(Data excerpts)

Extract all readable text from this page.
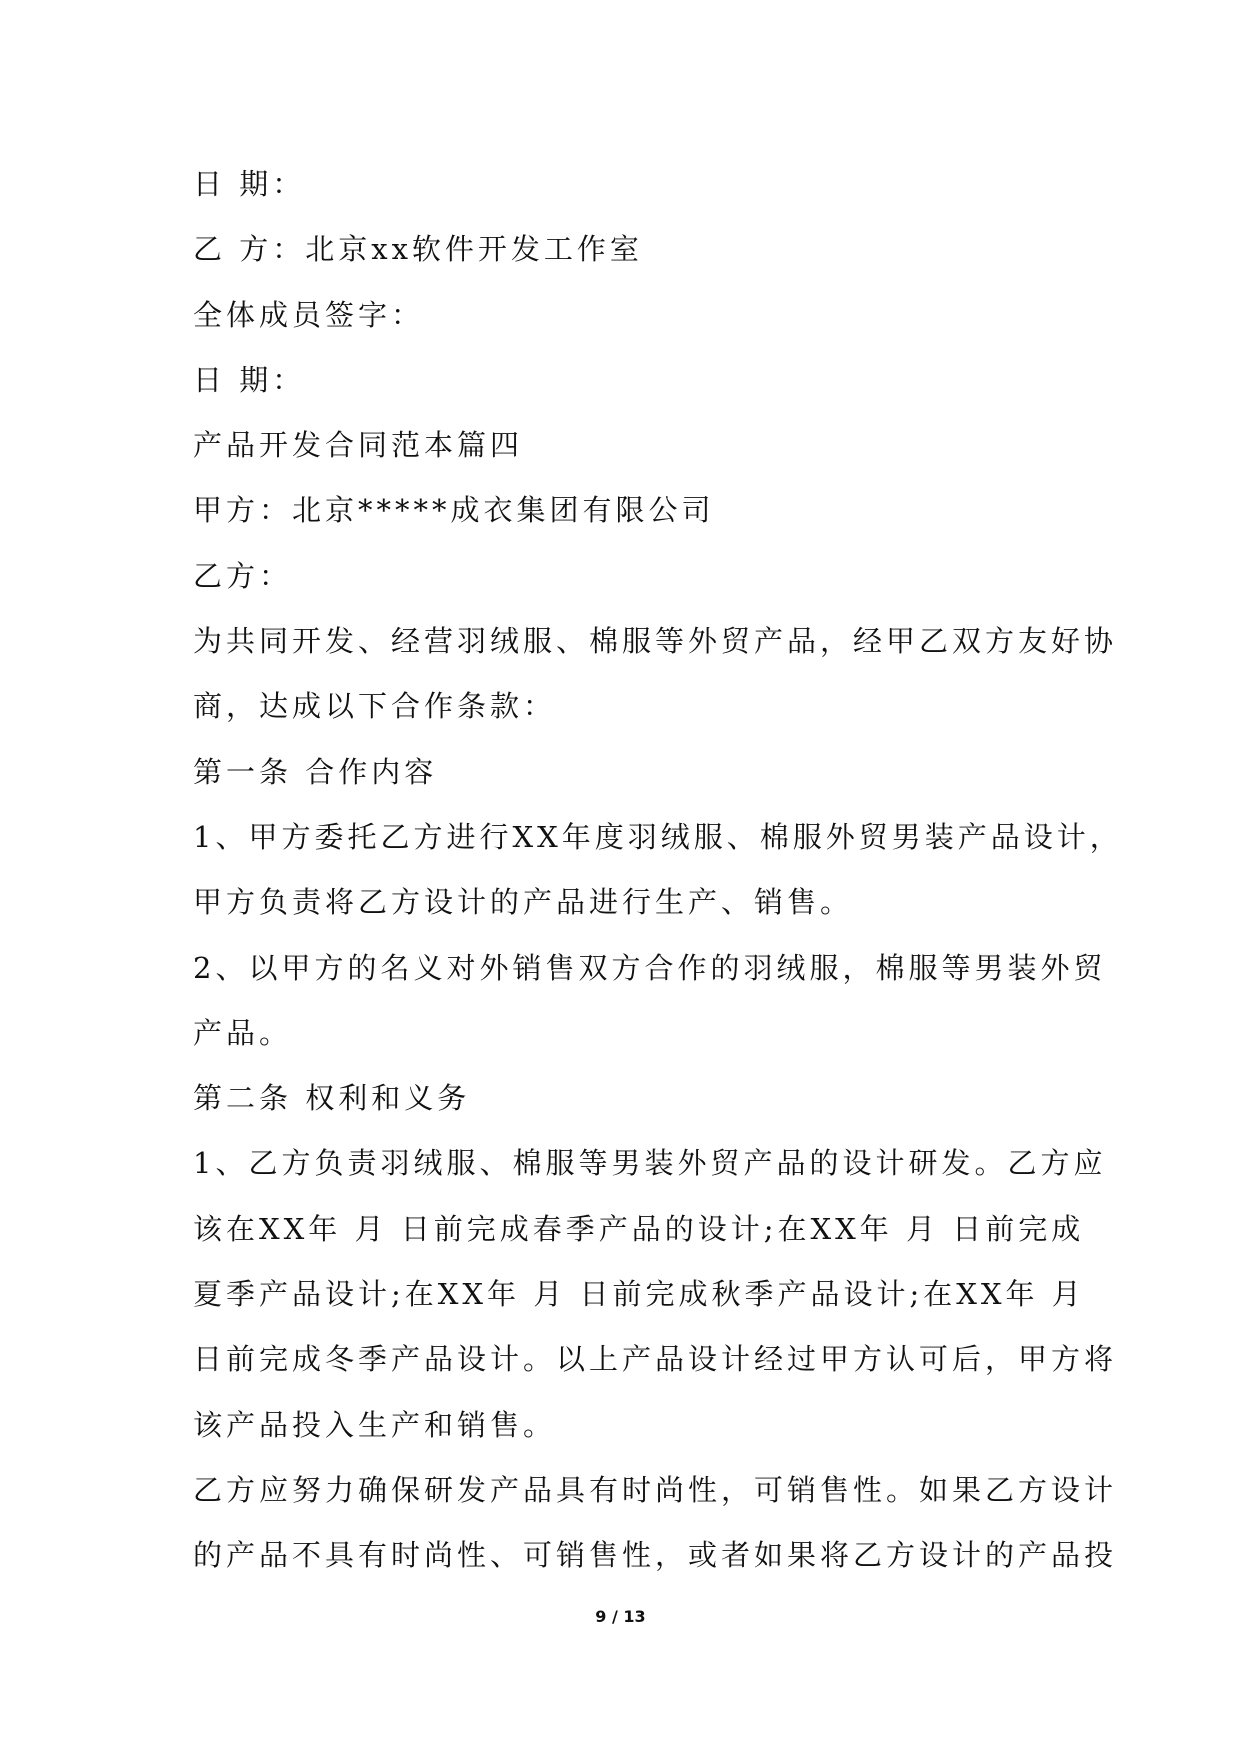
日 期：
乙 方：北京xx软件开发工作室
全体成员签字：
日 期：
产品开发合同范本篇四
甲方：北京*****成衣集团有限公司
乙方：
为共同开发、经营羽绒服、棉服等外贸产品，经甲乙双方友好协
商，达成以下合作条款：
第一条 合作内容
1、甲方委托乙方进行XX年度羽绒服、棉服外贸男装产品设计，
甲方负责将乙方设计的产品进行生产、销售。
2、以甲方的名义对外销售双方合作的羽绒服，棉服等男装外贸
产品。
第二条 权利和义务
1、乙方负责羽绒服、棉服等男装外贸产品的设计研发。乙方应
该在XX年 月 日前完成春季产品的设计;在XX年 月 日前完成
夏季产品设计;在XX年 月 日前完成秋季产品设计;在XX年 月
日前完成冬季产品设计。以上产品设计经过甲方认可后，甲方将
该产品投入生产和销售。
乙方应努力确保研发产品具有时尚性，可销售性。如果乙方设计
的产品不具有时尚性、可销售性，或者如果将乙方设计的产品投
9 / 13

...

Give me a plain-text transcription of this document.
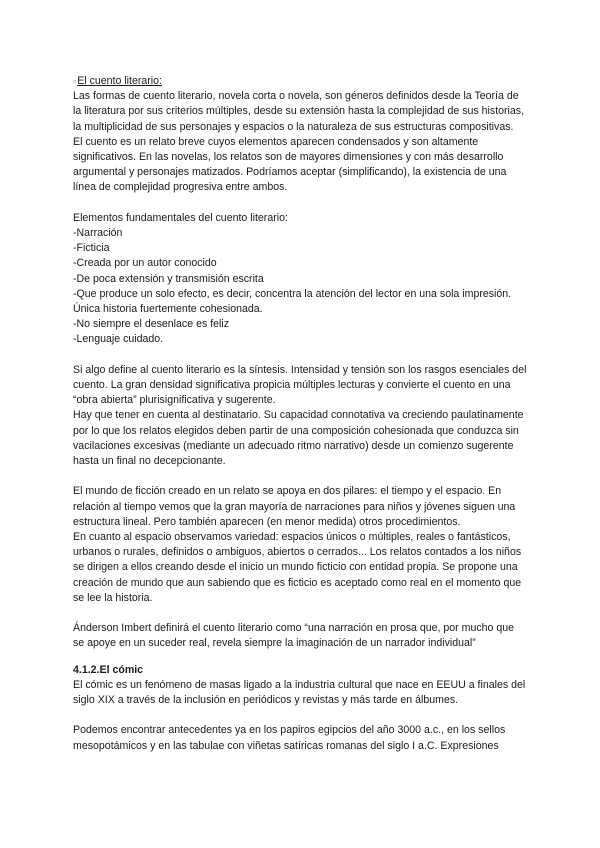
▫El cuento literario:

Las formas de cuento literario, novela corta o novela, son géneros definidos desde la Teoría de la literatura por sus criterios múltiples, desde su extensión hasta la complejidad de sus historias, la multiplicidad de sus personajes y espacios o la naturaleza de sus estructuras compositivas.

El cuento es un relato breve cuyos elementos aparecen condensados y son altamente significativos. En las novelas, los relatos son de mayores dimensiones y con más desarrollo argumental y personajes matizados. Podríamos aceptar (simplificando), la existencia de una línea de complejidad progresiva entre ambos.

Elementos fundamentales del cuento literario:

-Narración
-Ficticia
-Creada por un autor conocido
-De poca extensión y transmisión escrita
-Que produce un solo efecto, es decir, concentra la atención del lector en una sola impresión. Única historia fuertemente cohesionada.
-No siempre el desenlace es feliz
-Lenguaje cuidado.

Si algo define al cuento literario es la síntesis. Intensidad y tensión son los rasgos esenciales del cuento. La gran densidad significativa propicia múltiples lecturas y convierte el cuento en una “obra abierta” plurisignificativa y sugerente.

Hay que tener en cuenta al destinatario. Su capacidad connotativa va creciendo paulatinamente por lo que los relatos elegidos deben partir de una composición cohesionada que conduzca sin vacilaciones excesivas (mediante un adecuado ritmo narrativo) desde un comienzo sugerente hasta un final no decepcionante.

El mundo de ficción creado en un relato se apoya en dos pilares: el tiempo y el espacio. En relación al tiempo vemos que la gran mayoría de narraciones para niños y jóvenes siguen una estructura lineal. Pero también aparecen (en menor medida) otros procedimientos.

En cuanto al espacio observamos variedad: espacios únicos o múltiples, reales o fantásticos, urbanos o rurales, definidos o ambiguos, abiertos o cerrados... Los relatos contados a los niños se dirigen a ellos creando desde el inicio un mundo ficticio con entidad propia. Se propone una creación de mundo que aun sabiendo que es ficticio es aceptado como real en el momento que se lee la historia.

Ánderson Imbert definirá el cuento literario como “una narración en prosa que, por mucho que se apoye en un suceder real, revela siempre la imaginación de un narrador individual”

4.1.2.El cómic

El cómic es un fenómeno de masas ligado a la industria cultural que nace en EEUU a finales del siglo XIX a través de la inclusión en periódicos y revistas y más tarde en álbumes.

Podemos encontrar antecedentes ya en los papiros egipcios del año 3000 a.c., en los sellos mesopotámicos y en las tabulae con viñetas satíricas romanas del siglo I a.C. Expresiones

- [THE EXERCISE]
Show all lines in the entries above where the word "gran" appears.

- [SOLVED EXERCISE]
Si algo define al cuento literario es la síntesis. Intensidad y tensión son los rasgos esenciales del cuento. La gran densidad significativa propicia múltiples lecturas y convierte el cuento en una “obra abierta” plurisignificativa y sugerente.
El mundo de ficción creado en un relato se apoya en dos pilares: el tiempo y el espacio. En relación al tiempo vemos que la gran mayoría de narraciones para niños y jóvenes siguen una estructura lineal. Pero también aparecen (en menor medida) otros procedimientos.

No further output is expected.